** What to work on **
Will you extract the entries word for word? Images should not appear in the copy.

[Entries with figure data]

=======

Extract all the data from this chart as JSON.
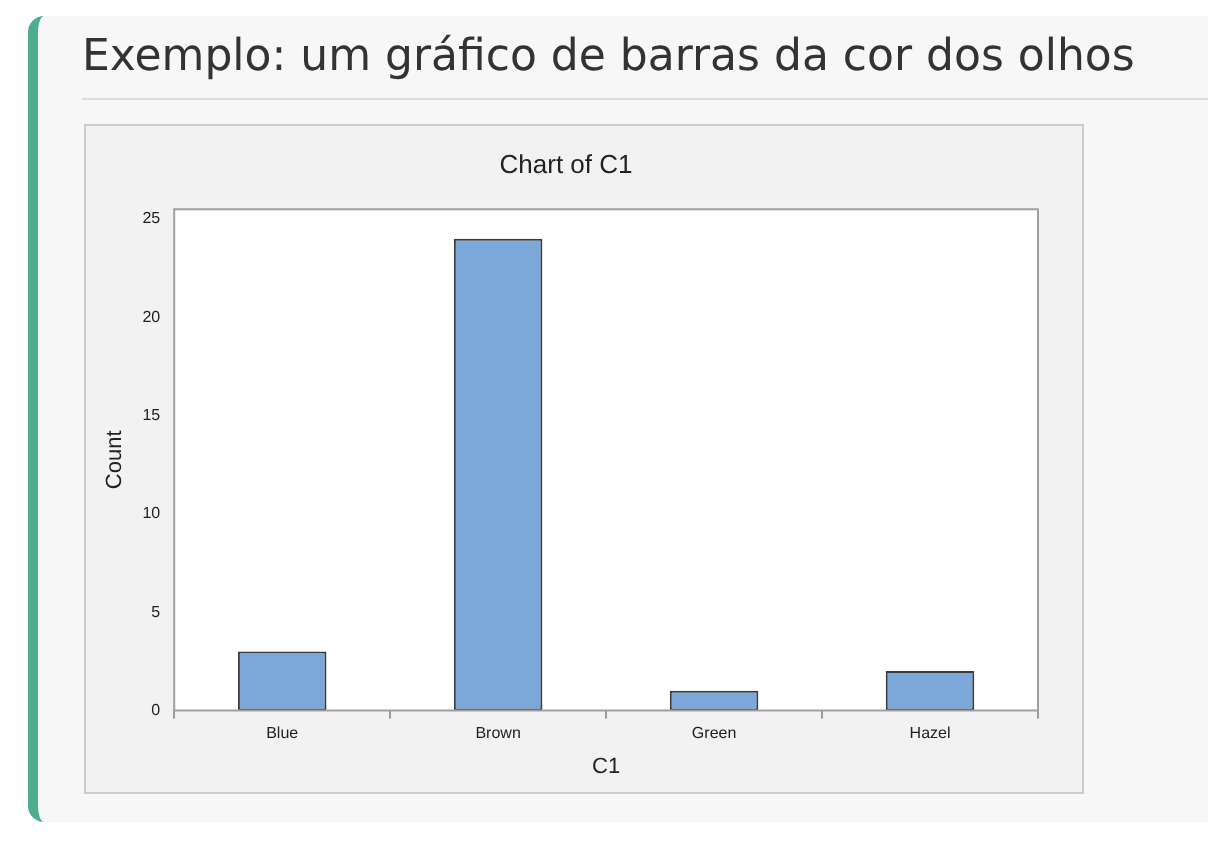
{
  "chart_data": {
    "type": "bar",
    "title": "Exemplo: um gráfico de barras da cor dos olhos",
    "subtitle": "Chart of C1",
    "xlabel": "C1",
    "ylabel": "Count",
    "categories": [
      "Blue",
      "Brown",
      "Green",
      "Hazel"
    ],
    "values": [
      3,
      24,
      1,
      2
    ],
    "color": "#7ba7d9",
    "ylim": [
      0,
      25.5
    ],
    "yticks": [
      0,
      5,
      10,
      15,
      20,
      25
    ],
    "grid": false,
    "legend": false
  }
}
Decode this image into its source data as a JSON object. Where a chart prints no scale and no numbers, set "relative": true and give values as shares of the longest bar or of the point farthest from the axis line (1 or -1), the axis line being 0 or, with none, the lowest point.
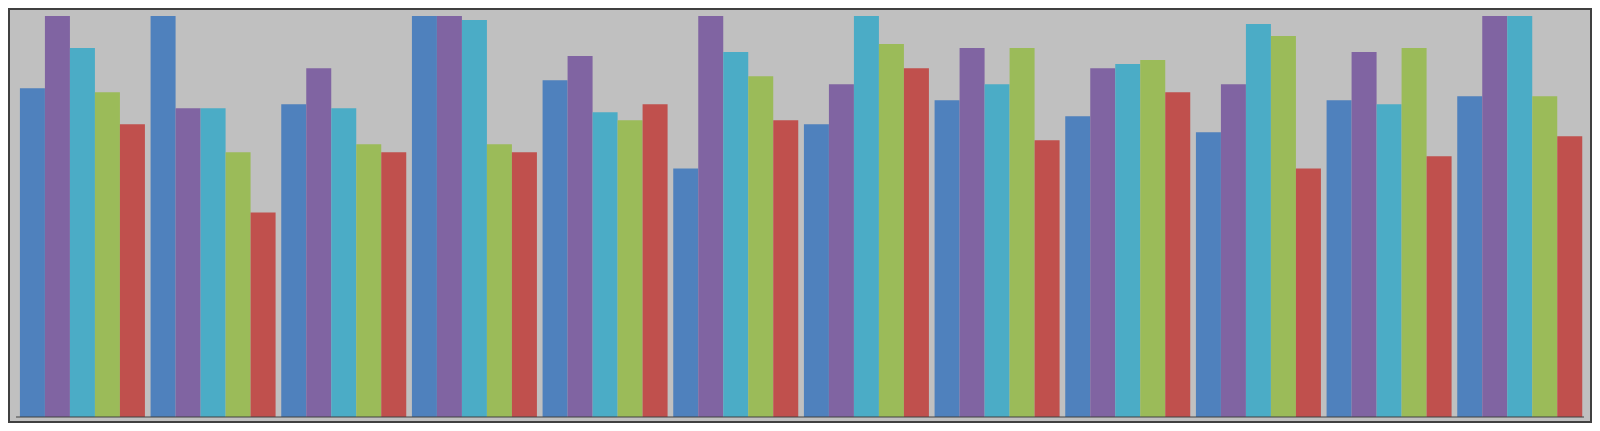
{
  "chart_data": {
    "type": "bar",
    "relative": true,
    "grid": false,
    "legend": false,
    "categories": [
      null,
      null,
      null,
      null,
      null,
      null,
      null,
      null,
      null,
      null,
      null,
      null
    ],
    "series": [
      {
        "color": "#4f81bd",
        "values": [
          0.82,
          1,
          0.78,
          1,
          0.84,
          0.62,
          0.73,
          0.79,
          0.75,
          0.71,
          0.79,
          0.8
        ]
      },
      {
        "color": "#8064a2",
        "values": [
          1,
          0.77,
          0.87,
          1,
          0.9,
          1,
          0.83,
          0.92,
          0.87,
          0.83,
          0.91,
          1
        ]
      },
      {
        "color": "#4bacc6",
        "values": [
          0.92,
          0.77,
          0.77,
          0.99,
          0.76,
          0.91,
          1,
          0.83,
          0.88,
          0.98,
          0.78,
          1
        ]
      },
      {
        "color": "#9bbb59",
        "values": [
          0.81,
          0.66,
          0.68,
          0.68,
          0.74,
          0.85,
          0.93,
          0.92,
          0.89,
          0.95,
          0.92,
          0.8
        ]
      },
      {
        "color": "#c0504d",
        "values": [
          0.73,
          0.51,
          0.66,
          0.66,
          0.78,
          0.74,
          0.87,
          0.69,
          0.81,
          0.62,
          0.65,
          0.7
        ]
      }
    ]
  }
}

=======

** Finished answer **
Extract all the data from this chart as JSON.
{
  "chart_data": {
    "type": "bar",
    "title": "Exemplo: um gráfico de barras da cor dos olhos",
    "subtitle": "Chart of C1",
    "xlabel": "C1",
    "ylabel": "Count",
    "categories": [
      "Blue",
      "Brown",
      "Green",
      "Hazel"
    ],
    "values": [
      3,
      24,
      1,
      2
    ],
    "color": "#7ba7d9",
    "ylim": [
      0,
      25.5
    ],
    "yticks": [
      0,
      5,
      10,
      15,
      20,
      25
    ],
    "grid": false,
    "legend": false
  }
}
Decode this image into its source data as a JSON object. Where a chart prints no scale and no numbers, set "relative": true and give values as shares of the longest bar or of the point farthest from the axis line (1 or -1), the axis line being 0 or, with none, the lowest point.
{
  "chart_data": {
    "type": "bar",
    "relative": true,
    "grid": false,
    "legend": false,
    "categories": [
      null,
      null,
      null,
      null,
      null,
      null,
      null,
      null,
      null,
      null,
      null,
      null
    ],
    "series": [
      {
        "color": "#4f81bd",
        "values": [
          0.82,
          1,
          0.78,
          1,
          0.84,
          0.62,
          0.73,
          0.79,
          0.75,
          0.71,
          0.79,
          0.8
        ]
      },
      {
        "color": "#8064a2",
        "values": [
          1,
          0.77,
          0.87,
          1,
          0.9,
          1,
          0.83,
          0.92,
          0.87,
          0.83,
          0.91,
          1
        ]
      },
      {
        "color": "#4bacc6",
        "values": [
          0.92,
          0.77,
          0.77,
          0.99,
          0.76,
          0.91,
          1,
          0.83,
          0.88,
          0.98,
          0.78,
          1
        ]
      },
      {
        "color": "#9bbb59",
        "values": [
          0.81,
          0.66,
          0.68,
          0.68,
          0.74,
          0.85,
          0.93,
          0.92,
          0.89,
          0.95,
          0.92,
          0.8
        ]
      },
      {
        "color": "#c0504d",
        "values": [
          0.73,
          0.51,
          0.66,
          0.66,
          0.78,
          0.74,
          0.87,
          0.69,
          0.81,
          0.62,
          0.65,
          0.7
        ]
      }
    ]
  }
}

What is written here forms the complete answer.